• [COSA FARE]:
- A) Riscrivi sotto forma di elenco puntato il paragrafo dell'articolo sui carburanti che inizia con "Un nuovo aumento sul prezzo", mantenendone i fatti principali.
- B) Rispondi in breve a queste domande sull'articolo sui carburanti:
(i) In che giorno il ministero dello Sviluppo Economico ha pubblicato il report?
(ii) Quale carica ricopre Massimiliano Dona?
(iii) Prima di giugno, da quale data la benzina non superava la soglia di 1,6 euro?
- C) Prosegui l'articolo sui carburanti a partire dall'ultima frase riportata.

• [ESTRATTO DEL DOCUMENTO]:
• • • •
Un nuovo aumento sul prezzo della benzina e degli altri carburanti. Il ministero dello Sviluppo Economico, il 30 giugno, ha pubblicato il suo consueto report sul prezzo medio mensile dei carburanti. A spiccare è il notevole rincaro del costo di questi, i quali in modalità self-service si attestano a 1,625 euro al litro per la benzina e a 1,486 euro per il gasolio.
Carburanti, nuovo aumento per la benzina
"Dopo aver sfondato a metà giugno la soglia di 1,6 euro, cosa che non succedeva da due anni, dal 10 giugno 2019, la benzina non arresta la sua corsa e arriva a 1,625 euro al litro"- spiega Massimiliano Dona, presidente dell'Unione Nazionale Consumatori - "Anche il gasolio raggiunge il valore massimo dal 20 gennaio 2020, quando si attestò a 1.489 euro al litro, un anno e 5 mesi fa".
• • • •
• [DATI FORNITI]:
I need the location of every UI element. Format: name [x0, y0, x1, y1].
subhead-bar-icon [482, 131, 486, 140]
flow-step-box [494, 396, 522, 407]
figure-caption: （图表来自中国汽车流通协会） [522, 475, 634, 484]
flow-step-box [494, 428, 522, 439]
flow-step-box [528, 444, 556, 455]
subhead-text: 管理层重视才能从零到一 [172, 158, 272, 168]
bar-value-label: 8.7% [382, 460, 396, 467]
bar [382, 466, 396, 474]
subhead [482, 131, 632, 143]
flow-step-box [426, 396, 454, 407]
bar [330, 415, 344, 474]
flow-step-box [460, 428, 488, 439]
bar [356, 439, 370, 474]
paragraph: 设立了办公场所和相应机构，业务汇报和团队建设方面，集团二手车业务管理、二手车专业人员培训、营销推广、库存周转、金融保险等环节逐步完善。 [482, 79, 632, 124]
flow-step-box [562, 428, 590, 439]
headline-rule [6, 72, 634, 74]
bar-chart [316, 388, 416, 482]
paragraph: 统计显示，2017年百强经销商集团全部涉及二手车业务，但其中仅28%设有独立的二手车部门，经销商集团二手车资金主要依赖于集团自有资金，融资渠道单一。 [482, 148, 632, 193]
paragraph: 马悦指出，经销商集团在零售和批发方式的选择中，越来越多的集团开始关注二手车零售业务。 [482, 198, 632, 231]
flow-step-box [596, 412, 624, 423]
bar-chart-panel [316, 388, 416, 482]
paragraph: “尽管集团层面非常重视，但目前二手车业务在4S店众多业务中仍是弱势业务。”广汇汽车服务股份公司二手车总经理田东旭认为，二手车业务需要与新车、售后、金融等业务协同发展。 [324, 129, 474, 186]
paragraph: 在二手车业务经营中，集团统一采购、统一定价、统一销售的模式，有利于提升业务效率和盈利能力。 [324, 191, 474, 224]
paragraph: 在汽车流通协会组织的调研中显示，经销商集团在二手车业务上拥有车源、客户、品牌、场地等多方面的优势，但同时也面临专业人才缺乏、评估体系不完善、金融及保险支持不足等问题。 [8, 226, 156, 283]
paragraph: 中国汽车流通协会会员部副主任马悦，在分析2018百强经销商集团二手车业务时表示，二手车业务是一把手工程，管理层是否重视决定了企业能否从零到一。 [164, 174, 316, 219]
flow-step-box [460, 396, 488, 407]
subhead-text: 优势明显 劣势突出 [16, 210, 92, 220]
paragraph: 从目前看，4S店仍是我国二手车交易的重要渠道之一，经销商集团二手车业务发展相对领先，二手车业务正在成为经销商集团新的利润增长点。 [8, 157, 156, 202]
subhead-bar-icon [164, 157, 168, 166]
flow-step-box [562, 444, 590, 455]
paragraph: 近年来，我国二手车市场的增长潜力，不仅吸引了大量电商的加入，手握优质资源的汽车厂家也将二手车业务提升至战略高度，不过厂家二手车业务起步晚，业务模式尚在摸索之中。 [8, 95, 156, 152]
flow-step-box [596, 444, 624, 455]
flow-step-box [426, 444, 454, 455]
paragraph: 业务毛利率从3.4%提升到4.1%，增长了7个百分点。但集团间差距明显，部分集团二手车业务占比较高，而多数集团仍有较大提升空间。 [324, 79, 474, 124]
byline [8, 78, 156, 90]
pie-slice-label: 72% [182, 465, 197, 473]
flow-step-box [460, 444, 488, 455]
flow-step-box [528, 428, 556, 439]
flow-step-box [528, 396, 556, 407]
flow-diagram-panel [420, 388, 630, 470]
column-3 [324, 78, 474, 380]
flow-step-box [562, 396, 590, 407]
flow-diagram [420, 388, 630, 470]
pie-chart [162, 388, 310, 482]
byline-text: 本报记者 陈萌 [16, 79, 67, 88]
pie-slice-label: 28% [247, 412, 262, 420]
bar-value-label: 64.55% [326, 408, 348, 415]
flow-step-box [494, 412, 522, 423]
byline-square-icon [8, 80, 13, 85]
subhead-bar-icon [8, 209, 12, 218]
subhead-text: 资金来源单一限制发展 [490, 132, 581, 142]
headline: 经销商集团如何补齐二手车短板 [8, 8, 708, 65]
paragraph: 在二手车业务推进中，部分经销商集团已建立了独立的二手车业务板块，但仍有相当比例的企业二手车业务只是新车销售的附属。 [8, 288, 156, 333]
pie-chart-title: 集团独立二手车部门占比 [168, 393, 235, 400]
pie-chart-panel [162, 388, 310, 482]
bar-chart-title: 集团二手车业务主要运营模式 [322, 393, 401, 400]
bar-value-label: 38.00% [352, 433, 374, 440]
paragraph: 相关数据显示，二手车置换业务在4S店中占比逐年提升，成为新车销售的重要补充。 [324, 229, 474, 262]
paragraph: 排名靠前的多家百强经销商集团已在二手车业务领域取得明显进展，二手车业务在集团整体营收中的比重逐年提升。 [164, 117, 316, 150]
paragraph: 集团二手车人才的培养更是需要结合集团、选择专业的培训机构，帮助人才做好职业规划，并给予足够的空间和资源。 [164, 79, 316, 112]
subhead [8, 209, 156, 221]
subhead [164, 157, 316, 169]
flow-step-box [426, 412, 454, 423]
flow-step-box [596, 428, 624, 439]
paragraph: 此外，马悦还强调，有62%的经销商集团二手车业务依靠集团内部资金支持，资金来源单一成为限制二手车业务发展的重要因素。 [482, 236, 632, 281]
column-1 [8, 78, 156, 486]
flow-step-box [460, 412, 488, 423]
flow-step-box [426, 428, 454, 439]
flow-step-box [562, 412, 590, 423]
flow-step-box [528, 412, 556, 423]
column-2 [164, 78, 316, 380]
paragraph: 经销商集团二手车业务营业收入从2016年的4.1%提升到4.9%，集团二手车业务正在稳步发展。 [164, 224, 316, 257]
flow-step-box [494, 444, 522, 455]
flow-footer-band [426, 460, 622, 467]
• • • •
• [LE TUE RISPOSTE]:
- A)
- Nuovo aumento del prezzo della benzina e degli altri carburanti.
- Il 30 giugno il ministero dello Sviluppo Economico ha pubblicato il consueto report sul prezzo medio mensile dei carburanti.
- Si nota un forte rincaro. In modalità self-service la benzina costa 1,625 euro al litro e il gasolio 1,486 euro al litro.

- B)
(i) Il 30 giugno.
(ii) È presidente dell'Unione Nazionale Consumatori.
(iii) Dal 10 giugno 2019.

- C)
Riflette anche la Federpetroli sul futuro e non esclude la possibilità di venire a produrre gas e olio in Italia anche perché una mossa del genere produrrebbe importanti risparmi nel Belpaese. Michele Marsiglia, presidente di Federpetroli, commentando il rincaro dei prezzi del carburante, ha spiegato: "Siamo tra i paesi più cari al mondo per il costo dei carburanti, complice il poco sfruttamento delle risorse energetiche del Paese causato da una mancata strategia energetica nazionale e per altri varianti negative derivanti da tassazione e accise varie". E aggiunge: "Acquistiamo il greggio all'estero con alto costo quando potremmo produrre gas e olio dalle nostre risorse del sottosuolo, con un notevole risparmio sulla bolletta energetica delle famiglie italiane".
Inoltre, sempre Marsiglia, ha chiarito il perché dell'aumento dei prezzi. Questo è dovuto alla forte impennata dei greggi sui mercati internazionali che "nonostante i margini di raffinazione in calo in diversi paesi, Italia compresa, costringono a strategie di vendite per forza di cose con prezzi al rialzo".